Search the listing below for "Model". Copy each matching line.

STORED ROWS ->
··········
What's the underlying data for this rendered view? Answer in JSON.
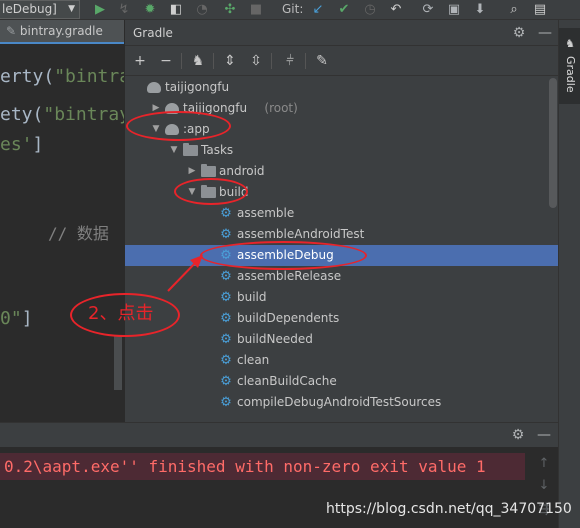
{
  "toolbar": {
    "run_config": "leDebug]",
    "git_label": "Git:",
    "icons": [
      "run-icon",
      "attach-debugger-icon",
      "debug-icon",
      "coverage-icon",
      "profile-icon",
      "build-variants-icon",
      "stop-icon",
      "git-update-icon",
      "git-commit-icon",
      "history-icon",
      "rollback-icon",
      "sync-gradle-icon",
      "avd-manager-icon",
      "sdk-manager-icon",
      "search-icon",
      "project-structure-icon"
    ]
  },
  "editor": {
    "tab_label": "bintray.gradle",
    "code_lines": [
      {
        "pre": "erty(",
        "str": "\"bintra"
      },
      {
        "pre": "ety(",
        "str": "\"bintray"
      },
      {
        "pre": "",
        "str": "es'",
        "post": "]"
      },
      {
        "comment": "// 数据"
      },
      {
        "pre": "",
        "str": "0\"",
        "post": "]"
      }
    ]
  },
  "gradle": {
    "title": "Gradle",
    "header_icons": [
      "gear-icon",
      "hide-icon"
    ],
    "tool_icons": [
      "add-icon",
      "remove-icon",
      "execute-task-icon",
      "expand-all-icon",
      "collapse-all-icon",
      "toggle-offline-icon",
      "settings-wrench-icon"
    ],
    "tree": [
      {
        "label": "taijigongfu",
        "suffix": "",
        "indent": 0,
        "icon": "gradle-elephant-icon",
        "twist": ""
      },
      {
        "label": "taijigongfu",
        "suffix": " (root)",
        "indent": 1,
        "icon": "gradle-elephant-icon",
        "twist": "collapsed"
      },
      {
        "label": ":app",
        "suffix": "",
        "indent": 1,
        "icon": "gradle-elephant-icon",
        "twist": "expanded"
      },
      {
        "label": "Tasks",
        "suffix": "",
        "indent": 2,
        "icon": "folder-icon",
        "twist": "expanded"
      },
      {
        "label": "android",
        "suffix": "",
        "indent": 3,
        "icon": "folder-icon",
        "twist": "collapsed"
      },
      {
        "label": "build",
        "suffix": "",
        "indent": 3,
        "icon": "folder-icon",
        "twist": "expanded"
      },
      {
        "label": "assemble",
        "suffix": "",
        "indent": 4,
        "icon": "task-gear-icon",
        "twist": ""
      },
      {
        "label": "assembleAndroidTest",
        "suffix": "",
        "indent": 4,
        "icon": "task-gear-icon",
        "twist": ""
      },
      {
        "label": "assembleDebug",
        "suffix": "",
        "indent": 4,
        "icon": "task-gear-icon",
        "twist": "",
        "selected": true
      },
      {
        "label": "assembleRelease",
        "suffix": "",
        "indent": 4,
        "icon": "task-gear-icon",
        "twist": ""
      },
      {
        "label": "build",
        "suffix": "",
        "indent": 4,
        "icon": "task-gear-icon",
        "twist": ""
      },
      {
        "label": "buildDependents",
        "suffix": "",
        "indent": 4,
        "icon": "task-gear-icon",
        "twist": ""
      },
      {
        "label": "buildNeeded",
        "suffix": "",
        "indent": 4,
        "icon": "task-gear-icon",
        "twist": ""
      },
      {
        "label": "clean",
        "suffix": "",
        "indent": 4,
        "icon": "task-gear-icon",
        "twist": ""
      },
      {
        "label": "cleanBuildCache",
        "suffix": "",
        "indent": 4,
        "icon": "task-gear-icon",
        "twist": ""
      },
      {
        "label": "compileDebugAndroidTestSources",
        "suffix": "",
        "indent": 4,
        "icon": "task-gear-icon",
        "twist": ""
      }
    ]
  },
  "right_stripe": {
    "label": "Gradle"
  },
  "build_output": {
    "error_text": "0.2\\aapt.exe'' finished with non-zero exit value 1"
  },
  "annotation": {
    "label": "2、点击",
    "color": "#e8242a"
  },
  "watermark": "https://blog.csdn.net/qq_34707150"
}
··········
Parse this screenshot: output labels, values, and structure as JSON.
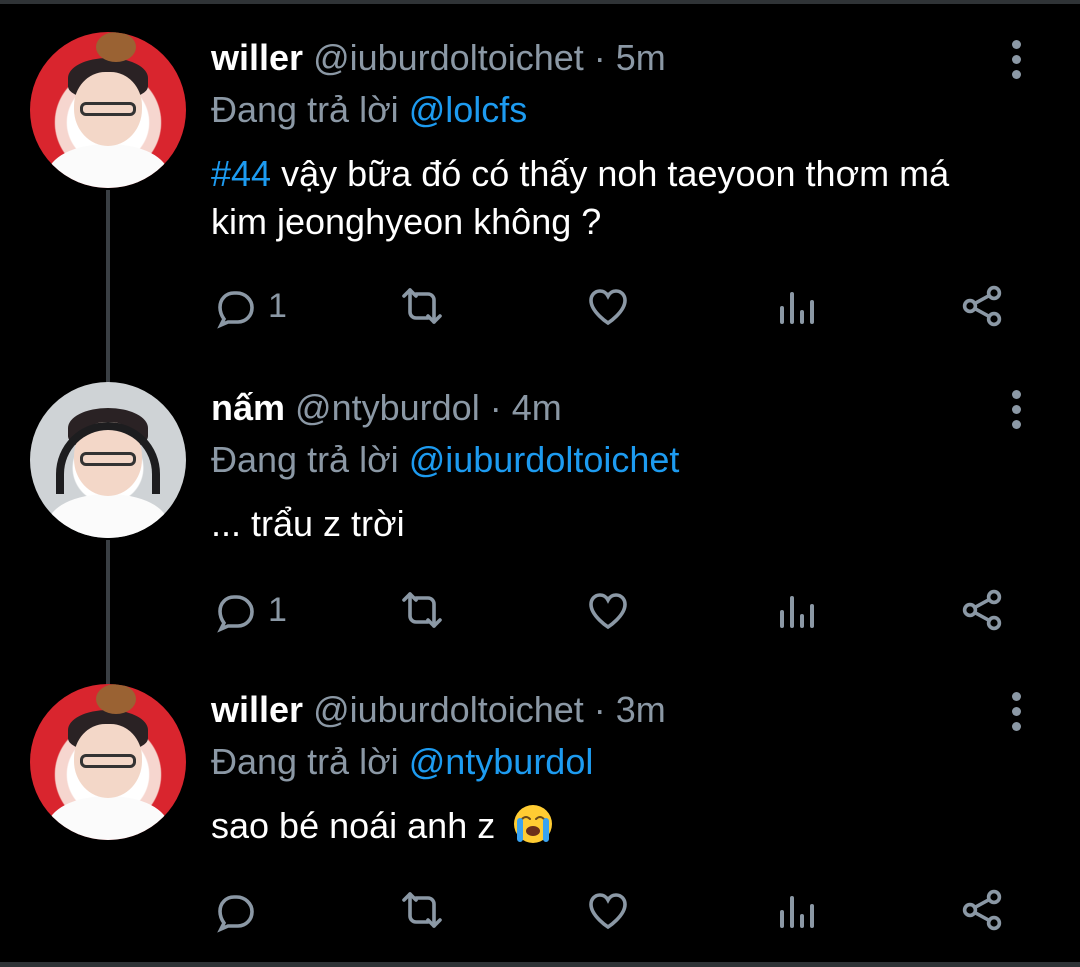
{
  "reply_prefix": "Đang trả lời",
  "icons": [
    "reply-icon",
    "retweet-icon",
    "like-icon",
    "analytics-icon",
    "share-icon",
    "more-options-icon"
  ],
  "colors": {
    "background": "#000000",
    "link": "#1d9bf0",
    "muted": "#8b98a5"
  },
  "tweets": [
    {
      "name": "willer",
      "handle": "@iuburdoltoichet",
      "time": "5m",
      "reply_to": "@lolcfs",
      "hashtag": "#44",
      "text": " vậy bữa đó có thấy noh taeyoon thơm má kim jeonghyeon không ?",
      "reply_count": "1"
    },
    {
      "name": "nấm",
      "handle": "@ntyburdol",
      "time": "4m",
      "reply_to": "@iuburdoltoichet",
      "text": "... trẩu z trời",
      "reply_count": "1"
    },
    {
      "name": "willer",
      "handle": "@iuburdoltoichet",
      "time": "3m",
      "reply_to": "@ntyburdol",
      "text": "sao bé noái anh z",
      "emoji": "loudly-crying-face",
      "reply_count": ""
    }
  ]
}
··········
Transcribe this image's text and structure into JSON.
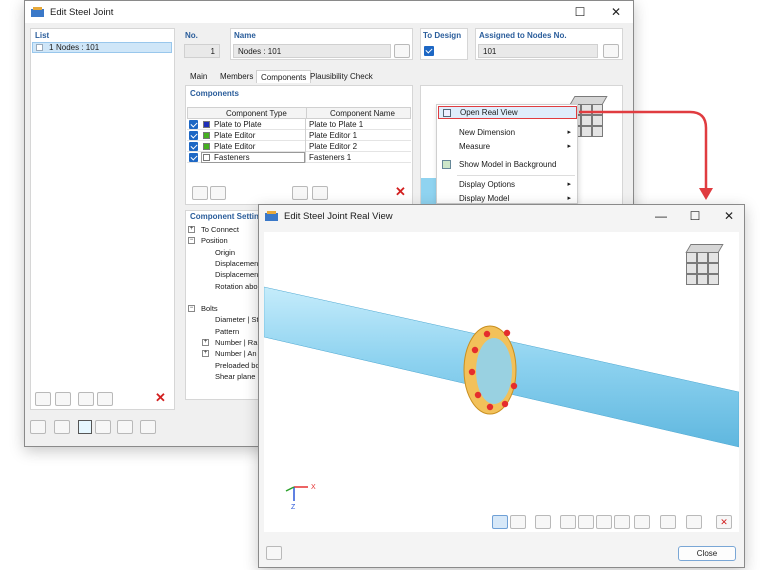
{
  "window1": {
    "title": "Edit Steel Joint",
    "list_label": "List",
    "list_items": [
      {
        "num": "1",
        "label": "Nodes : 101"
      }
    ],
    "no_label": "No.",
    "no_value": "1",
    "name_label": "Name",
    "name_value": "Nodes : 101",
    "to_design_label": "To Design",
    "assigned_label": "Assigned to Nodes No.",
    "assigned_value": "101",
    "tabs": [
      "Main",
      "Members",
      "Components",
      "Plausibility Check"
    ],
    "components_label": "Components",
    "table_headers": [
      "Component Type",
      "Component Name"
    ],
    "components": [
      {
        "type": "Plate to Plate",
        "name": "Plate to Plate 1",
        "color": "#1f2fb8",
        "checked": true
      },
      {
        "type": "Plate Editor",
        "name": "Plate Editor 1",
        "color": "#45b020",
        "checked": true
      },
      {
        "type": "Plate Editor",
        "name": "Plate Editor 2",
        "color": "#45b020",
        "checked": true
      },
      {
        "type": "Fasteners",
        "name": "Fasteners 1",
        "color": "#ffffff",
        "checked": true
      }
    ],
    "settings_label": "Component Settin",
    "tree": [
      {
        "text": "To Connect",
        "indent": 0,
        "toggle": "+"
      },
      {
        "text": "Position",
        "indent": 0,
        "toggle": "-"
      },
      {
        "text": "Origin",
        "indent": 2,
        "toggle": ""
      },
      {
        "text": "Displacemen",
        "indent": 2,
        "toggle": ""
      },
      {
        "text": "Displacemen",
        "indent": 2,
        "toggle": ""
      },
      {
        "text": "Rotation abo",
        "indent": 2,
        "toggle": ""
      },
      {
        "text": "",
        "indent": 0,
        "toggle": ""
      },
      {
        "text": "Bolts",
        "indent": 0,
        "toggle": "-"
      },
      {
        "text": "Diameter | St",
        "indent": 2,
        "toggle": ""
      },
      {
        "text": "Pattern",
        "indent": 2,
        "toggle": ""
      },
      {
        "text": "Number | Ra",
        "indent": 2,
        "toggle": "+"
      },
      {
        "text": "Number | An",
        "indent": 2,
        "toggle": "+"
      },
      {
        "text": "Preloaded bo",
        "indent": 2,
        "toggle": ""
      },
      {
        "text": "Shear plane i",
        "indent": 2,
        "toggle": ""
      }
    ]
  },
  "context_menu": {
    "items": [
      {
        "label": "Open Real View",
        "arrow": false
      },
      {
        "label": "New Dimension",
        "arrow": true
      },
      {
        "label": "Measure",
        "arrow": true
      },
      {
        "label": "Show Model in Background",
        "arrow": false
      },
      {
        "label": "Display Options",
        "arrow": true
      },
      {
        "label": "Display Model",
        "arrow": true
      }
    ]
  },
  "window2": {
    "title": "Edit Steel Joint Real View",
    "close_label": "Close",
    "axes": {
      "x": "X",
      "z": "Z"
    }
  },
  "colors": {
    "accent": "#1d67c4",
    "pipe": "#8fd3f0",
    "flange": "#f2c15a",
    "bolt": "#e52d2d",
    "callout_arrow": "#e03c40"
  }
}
··········
ANSWER TO THE PROBLEM ->
        "label": "Show Model in Background",
        "label": "Display Model",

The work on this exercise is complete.